Instructions for the task
How many lines in the entries below contain the string "handle"? Reply with the number alone.

Stored data
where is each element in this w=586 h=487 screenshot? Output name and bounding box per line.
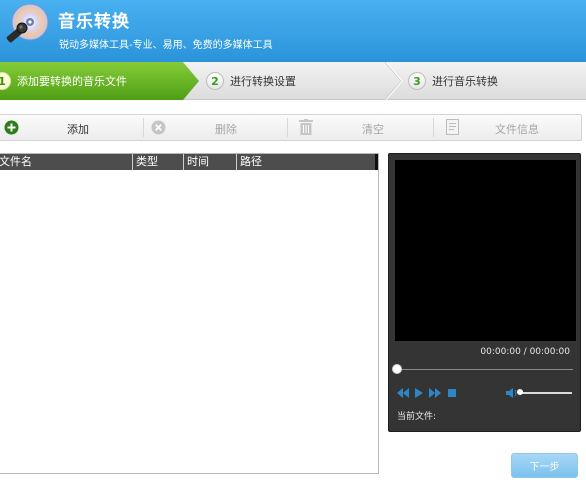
column-divider[interactable] <box>183 154 184 170</box>
file-info-button[interactable]: 文件信息 <box>434 115 581 140</box>
clear-button[interactable]: 清空 <box>288 115 433 140</box>
video-preview <box>395 160 576 341</box>
volume-track[interactable] <box>520 392 572 394</box>
column-divider[interactable] <box>236 154 237 170</box>
column-header-time[interactable]: 时间 <box>187 155 209 169</box>
file-list-header: 文件名 类型 时间 路径 <box>0 154 378 170</box>
rewind-icon[interactable] <box>396 387 410 399</box>
app-logo-icon <box>6 3 49 43</box>
media-player-panel: 00:00:00 / 00:00:00 当前文件: <box>388 153 581 432</box>
column-divider[interactable] <box>132 154 133 170</box>
volume-icon[interactable] <box>505 387 518 399</box>
progress-track[interactable] <box>397 369 573 370</box>
header-edge <box>375 154 378 170</box>
delete-button-label: 删除 <box>215 123 237 136</box>
music-converter-window: 音乐转换 锐动多媒体工具-专业、易用、免费的多媒体工具 1 添加要转换的音乐文件… <box>0 0 586 487</box>
progress-slider-handle[interactable] <box>392 364 402 374</box>
delete-icon <box>151 120 166 135</box>
add-button[interactable]: 添加 <box>0 115 143 140</box>
step-1-number: 1 <box>0 72 11 90</box>
delete-button[interactable]: 删除 <box>144 115 287 140</box>
column-header-filename[interactable]: 文件名 <box>0 155 32 169</box>
column-header-type[interactable]: 类型 <box>136 155 158 169</box>
stop-icon[interactable] <box>447 387 457 399</box>
play-icon[interactable] <box>414 387 424 399</box>
step-1-add-files[interactable]: 1 添加要转换的音乐文件 <box>0 62 127 100</box>
file-list-table[interactable]: 文件名 类型 时间 路径 <box>0 153 379 474</box>
next-step-button[interactable]: 下一步 <box>511 453 578 478</box>
step-2-label: 进行转换设置 <box>230 75 296 88</box>
time-display: 00:00:00 / 00:00:00 <box>480 347 570 357</box>
step-1-label: 添加要转换的音乐文件 <box>17 75 127 88</box>
file-toolbar: 添加 删除 清空 文件信息 <box>0 114 582 141</box>
clear-button-label: 清空 <box>362 123 384 136</box>
app-subtitle: 锐动多媒体工具-专业、易用、免费的多媒体工具 <box>59 40 273 51</box>
current-file-label: 当前文件: <box>397 412 437 422</box>
step-3-label: 进行音乐转换 <box>432 75 498 88</box>
step-3-convert[interactable]: 3 进行音乐转换 <box>408 62 498 100</box>
file-info-icon <box>446 119 459 135</box>
trash-icon <box>299 119 313 135</box>
step-2-settings[interactable]: 2 进行转换设置 <box>206 62 296 100</box>
volume-slider-handle[interactable] <box>517 389 523 395</box>
add-button-label: 添加 <box>67 123 89 136</box>
column-header-path[interactable]: 路径 <box>240 155 262 169</box>
app-header: 音乐转换 锐动多媒体工具-专业、易用、免费的多媒体工具 <box>0 0 586 62</box>
add-icon <box>4 120 19 135</box>
file-info-button-label: 文件信息 <box>495 123 539 136</box>
wizard-steps: 1 添加要转换的音乐文件 2 进行转换设置 3 进行音乐转换 <box>0 62 586 100</box>
step-2-number: 2 <box>206 72 224 90</box>
step-3-number: 3 <box>408 72 426 90</box>
fast-forward-icon[interactable] <box>428 387 442 399</box>
file-list-body[interactable] <box>0 170 378 473</box>
app-title: 音乐转换 <box>58 12 130 32</box>
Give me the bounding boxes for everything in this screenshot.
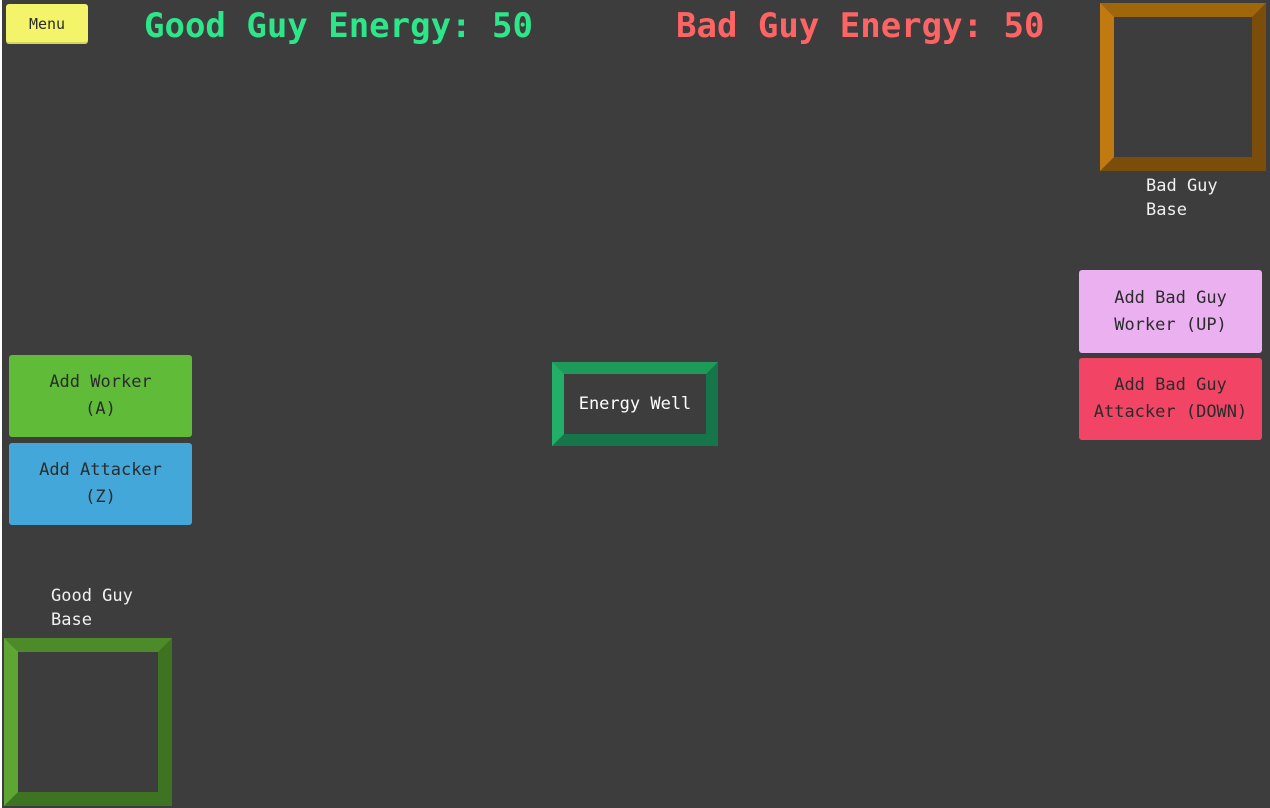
bad-guy-base — [1100, 3, 1266, 171]
add-bad-guy-worker-button[interactable]: Add Bad Guy Worker (UP) — [1079, 270, 1262, 353]
add-attacker-button[interactable]: Add Attacker (Z) — [9, 443, 192, 525]
energy-well: Energy Well — [552, 362, 718, 446]
good-guy-base — [4, 638, 172, 806]
game-canvas: Menu Good Guy Energy: 50 Bad Guy Energy:… — [2, 0, 1270, 808]
bad-guy-base-label: Bad Guy Base — [1146, 176, 1218, 220]
menu-button[interactable]: Menu — [6, 4, 88, 44]
good-guy-energy: Good Guy Energy: 50 — [144, 6, 533, 46]
energy-well-label: Energy Well — [578, 394, 692, 414]
bad-guy-energy: Bad Guy Energy: 50 — [676, 6, 1045, 46]
add-bad-guy-attacker-button[interactable]: Add Bad Guy Attacker (DOWN) — [1079, 358, 1262, 440]
add-worker-button[interactable]: Add Worker (A) — [9, 355, 192, 437]
good-guy-base-label: Good Guy Base — [51, 586, 133, 630]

Complete answer
2